#### DESCRIPTION OF THE TASK:
Please print every record below exactly as it appears.

#### INFORMATION PROVIDED:
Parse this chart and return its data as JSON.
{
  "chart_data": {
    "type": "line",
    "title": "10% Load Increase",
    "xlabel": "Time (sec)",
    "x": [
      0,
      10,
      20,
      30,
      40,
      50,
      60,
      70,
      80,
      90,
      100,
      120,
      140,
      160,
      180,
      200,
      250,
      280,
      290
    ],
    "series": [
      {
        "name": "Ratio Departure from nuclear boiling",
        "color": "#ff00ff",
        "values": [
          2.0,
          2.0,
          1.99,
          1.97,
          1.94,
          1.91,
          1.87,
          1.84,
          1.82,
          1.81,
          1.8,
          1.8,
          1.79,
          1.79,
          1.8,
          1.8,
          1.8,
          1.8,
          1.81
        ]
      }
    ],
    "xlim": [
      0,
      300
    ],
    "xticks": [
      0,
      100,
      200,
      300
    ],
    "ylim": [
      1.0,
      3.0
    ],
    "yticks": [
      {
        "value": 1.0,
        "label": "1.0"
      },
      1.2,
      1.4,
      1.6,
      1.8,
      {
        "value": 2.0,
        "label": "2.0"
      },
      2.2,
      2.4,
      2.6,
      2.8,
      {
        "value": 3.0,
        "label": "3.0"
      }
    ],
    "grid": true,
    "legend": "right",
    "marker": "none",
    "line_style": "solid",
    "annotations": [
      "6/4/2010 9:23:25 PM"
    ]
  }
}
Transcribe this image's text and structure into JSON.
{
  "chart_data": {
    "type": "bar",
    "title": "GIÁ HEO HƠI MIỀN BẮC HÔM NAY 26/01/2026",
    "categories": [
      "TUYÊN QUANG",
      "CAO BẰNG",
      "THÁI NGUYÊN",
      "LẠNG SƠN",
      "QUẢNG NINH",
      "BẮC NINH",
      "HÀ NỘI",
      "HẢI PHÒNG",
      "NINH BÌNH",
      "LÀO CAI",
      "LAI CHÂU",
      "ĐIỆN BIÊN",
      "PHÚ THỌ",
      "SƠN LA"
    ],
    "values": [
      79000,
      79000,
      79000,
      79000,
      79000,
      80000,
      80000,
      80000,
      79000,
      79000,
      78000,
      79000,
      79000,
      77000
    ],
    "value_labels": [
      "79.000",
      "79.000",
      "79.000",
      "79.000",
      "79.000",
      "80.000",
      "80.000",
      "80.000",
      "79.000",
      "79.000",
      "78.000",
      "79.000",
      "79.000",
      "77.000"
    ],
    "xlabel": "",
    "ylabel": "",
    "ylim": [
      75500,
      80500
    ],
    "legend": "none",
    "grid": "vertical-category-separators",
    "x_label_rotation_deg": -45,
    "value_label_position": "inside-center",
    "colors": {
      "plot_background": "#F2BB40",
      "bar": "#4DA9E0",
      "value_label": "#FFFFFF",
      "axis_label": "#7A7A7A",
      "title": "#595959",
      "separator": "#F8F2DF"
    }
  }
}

#### COMPLETED EXERCISE:
Parse this chart and return its data as JSON.
{
  "chart_data": {
    "type": "line",
    "title": "10% Load Increase",
    "xlabel": "Time (sec)",
    "x": [
      0,
      10,
      20,
      30,
      40,
      50,
      60,
      70,
      80,
      90,
      100,
      120,
      140,
      160,
      180,
      200,
      250,
      280,
      290
    ],
    "series": [
      {
        "name": "Ratio Departure from nuclear boiling",
        "color": "#ff00ff",
        "values": [
          2.0,
          2.0,
          1.99,
          1.97,
          1.94,
          1.91,
          1.87,
          1.84,
          1.82,
          1.81,
          1.8,
          1.8,
          1.79,
          1.79,
          1.8,
          1.8,
          1.8,
          1.8,
          1.81
        ]
      }
    ],
    "xlim": [
      0,
      300
    ],
    "xticks": [
      0,
      100,
      200,
      300
    ],
    "ylim": [
      1.0,
      3.0
    ],
    "yticks": [
      {
        "value": 1.0,
        "label": "1.0"
      },
      1.2,
      1.4,
      1.6,
      1.8,
      {
        "value": 2.0,
        "label": "2.0"
      },
      2.2,
      2.4,
      2.6,
      2.8,
      {
        "value": 3.0,
        "label": "3.0"
      }
    ],
    "grid": true,
    "legend": "right",
    "marker": "none",
    "line_style": "solid",
    "annotations": [
      "6/4/2010 9:23:25 PM"
    ]
  }
}
Transcribe this image's text and structure into JSON.
{
  "chart_data": {
    "type": "bar",
    "title": "GIÁ HEO HƠI MIỀN BẮC HÔM NAY 26/01/2026",
    "categories": [
      "TUYÊN QUANG",
      "CAO BẰNG",
      "THÁI NGUYÊN",
      "LẠNG SƠN",
      "QUẢNG NINH",
      "BẮC NINH",
      "HÀ NỘI",
      "HẢI PHÒNG",
      "NINH BÌNH",
      "LÀO CAI",
      "LAI CHÂU",
      "ĐIỆN BIÊN",
      "PHÚ THỌ",
      "SƠN LA"
    ],
    "values": [
      79000,
      79000,
      79000,
      79000,
      79000,
      80000,
      80000,
      80000,
      79000,
      79000,
      78000,
      79000,
      79000,
      77000
    ],
    "value_labels": [
      "79.000",
      "79.000",
      "79.000",
      "79.000",
      "79.000",
      "80.000",
      "80.000",
      "80.000",
      "79.000",
      "79.000",
      "78.000",
      "79.000",
      "79.000",
      "77.000"
    ],
    "xlabel": "",
    "ylabel": "",
    "ylim": [
      75500,
      80500
    ],
    "legend": "none",
    "grid": "vertical-category-separators",
    "x_label_rotation_deg": -45,
    "value_label_position": "inside-center",
    "colors": {
      "plot_background": "#F2BB40",
      "bar": "#4DA9E0",
      "value_label": "#FFFFFF",
      "axis_label": "#7A7A7A",
      "title": "#595959",
      "separator": "#F8F2DF"
    }
  }
}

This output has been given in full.